> [Task description]: Scan the records below. List lines holding "JSON".

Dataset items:
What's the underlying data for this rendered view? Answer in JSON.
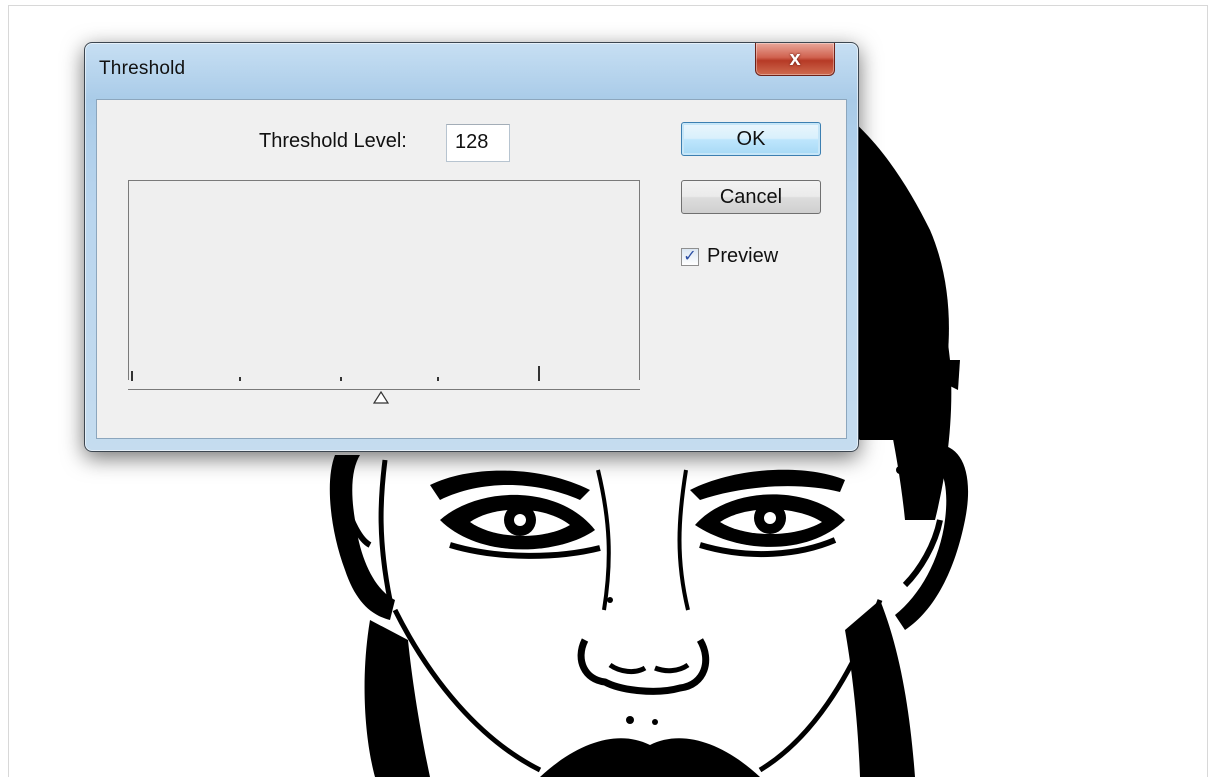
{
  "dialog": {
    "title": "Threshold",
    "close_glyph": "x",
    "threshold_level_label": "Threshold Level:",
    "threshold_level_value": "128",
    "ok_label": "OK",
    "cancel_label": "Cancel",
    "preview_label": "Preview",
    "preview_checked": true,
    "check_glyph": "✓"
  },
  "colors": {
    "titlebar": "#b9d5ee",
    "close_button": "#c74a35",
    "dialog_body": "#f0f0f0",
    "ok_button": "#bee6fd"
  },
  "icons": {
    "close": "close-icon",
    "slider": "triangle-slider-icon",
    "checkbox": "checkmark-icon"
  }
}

---

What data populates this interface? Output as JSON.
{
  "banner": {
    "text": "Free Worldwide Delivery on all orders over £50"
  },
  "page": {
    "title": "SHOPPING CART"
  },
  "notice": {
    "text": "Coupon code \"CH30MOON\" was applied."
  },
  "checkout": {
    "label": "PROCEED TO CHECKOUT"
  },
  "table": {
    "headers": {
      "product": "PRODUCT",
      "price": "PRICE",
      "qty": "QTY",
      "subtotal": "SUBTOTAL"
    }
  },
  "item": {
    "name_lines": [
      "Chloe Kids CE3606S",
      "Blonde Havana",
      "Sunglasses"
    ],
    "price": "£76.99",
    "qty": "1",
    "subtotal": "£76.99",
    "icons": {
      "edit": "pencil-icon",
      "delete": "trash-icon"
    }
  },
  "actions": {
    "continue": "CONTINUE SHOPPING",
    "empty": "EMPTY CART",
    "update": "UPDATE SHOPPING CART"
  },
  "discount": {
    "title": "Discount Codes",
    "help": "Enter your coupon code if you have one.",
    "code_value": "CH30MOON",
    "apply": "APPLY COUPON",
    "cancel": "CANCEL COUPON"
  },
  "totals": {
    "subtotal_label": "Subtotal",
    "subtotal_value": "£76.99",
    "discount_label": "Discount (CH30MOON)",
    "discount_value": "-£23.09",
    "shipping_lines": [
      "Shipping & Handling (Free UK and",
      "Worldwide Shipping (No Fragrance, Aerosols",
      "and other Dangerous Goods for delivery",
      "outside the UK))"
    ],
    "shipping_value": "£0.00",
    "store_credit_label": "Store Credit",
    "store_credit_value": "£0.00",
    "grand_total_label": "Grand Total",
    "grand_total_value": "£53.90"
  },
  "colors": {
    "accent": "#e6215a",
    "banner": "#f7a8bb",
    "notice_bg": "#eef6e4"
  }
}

> [Solution for this task]:
What's the underlying data for this rendered view? Answer in JSON.
What data populates this interface? Output as JSON.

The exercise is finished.